[Extracted data entries]

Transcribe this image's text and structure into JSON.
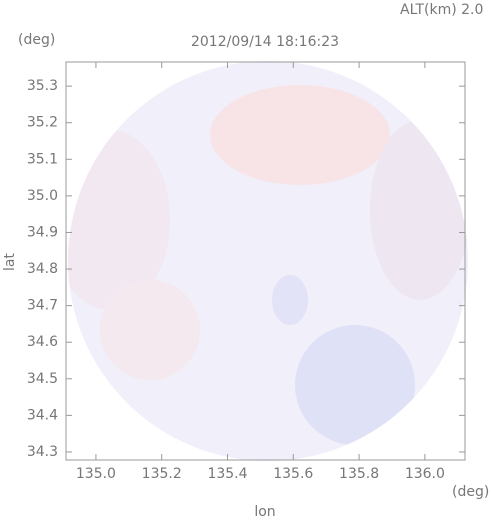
{
  "chart_data": {
    "type": "radar-map",
    "title": "2012/09/14 18:16:23",
    "altitude_label": "ALT(km) 2.0",
    "x_label": "lon",
    "y_label": "lat",
    "x_unit": "(deg)",
    "y_unit": "(deg)",
    "xlim": [
      134.909,
      136.122
    ],
    "ylim": [
      34.278,
      35.366
    ],
    "xticks": [
      {
        "value": 135,
        "label": "135.0"
      },
      135.2,
      135.4,
      135.6,
      135.8,
      {
        "value": 136,
        "label": "136.0"
      }
    ],
    "yticks": [
      34.3,
      34.4,
      34.5,
      34.6,
      34.7,
      34.8,
      34.9,
      {
        "value": 35,
        "label": "35.0"
      },
      35.1,
      35.2,
      35.3
    ]
  }
}
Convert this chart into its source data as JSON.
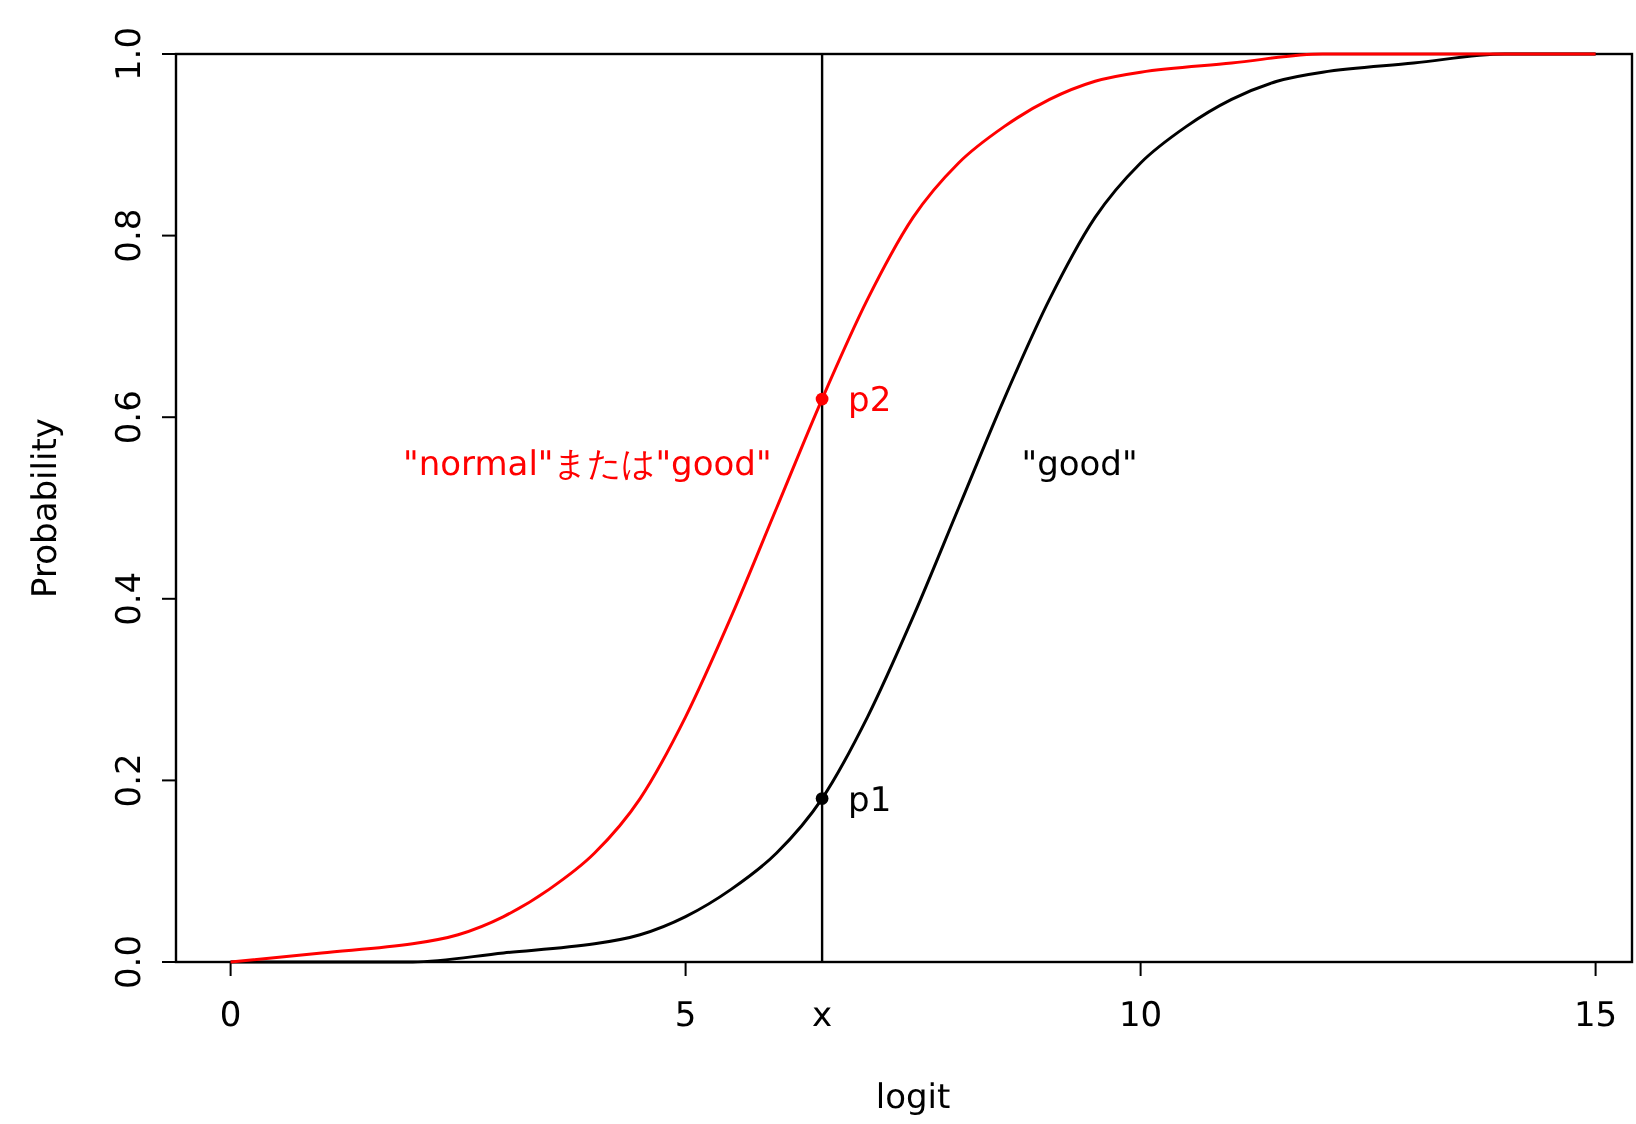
{
  "chart_data": {
    "type": "line",
    "xlabel": "logit",
    "ylabel": "Probability",
    "xlim": [
      -0.6,
      15.4
    ],
    "ylim": [
      0,
      1
    ],
    "xticks": [
      0,
      5,
      10,
      15
    ],
    "yticks": [
      {
        "value": 0,
        "label": "0.0"
      },
      {
        "value": 0.2,
        "label": "0.2"
      },
      {
        "value": 0.4,
        "label": "0.4"
      },
      {
        "value": 0.6,
        "label": "0.6"
      },
      {
        "value": 0.8,
        "label": "0.8"
      },
      {
        "value": 1,
        "label": "1.0"
      }
    ],
    "series": [
      {
        "name": "\"good\"",
        "color": "#000000",
        "marker": "none",
        "x": [
          0,
          1,
          2,
          3,
          4,
          4.5,
          5,
          5.5,
          6,
          6.5,
          7,
          7.5,
          8,
          8.5,
          9,
          9.5,
          10,
          10.5,
          11,
          11.5,
          12,
          13,
          14,
          15
        ],
        "values": [
          0,
          0,
          0,
          0.01,
          0.02,
          0.03,
          0.05,
          0.08,
          0.12,
          0.18,
          0.27,
          0.38,
          0.5,
          0.62,
          0.73,
          0.82,
          0.88,
          0.92,
          0.95,
          0.97,
          0.98,
          0.99,
          1,
          1
        ]
      },
      {
        "name": "\"normal\"または\"good\"",
        "color": "#ff0000",
        "marker": "none",
        "x": [
          0,
          1,
          2,
          2.5,
          3,
          3.5,
          4,
          4.5,
          5,
          5.5,
          6,
          6.5,
          7,
          7.5,
          8,
          8.5,
          9,
          9.5,
          10,
          11,
          12,
          13,
          14,
          15
        ],
        "values": [
          0,
          0.01,
          0.02,
          0.03,
          0.05,
          0.08,
          0.12,
          0.18,
          0.27,
          0.38,
          0.5,
          0.62,
          0.73,
          0.82,
          0.88,
          0.92,
          0.95,
          0.97,
          0.98,
          0.99,
          1,
          1,
          1,
          1
        ]
      },
      {
        "type": "scatter",
        "marker": "circle",
        "x": [
          6.5,
          6.5
        ],
        "values": [
          0.18,
          0.62
        ],
        "colors": [
          "#000000",
          "#ff0000"
        ]
      }
    ],
    "annotations": [
      {
        "text": "p1",
        "x": 6.5,
        "y": 0.18
      },
      {
        "text": "p2",
        "x": 6.5,
        "y": 0.62
      }
    ],
    "ref_lines": [
      {
        "axis": "x",
        "value": 6.5,
        "label": "x",
        "color": "#000000"
      }
    ]
  }
}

Objective:
Search the lines for the string "JSON" and copy every line that has it.

Solution:
Transcribe this image's text and structure into JSON.
Convert this chart into its source data as JSON.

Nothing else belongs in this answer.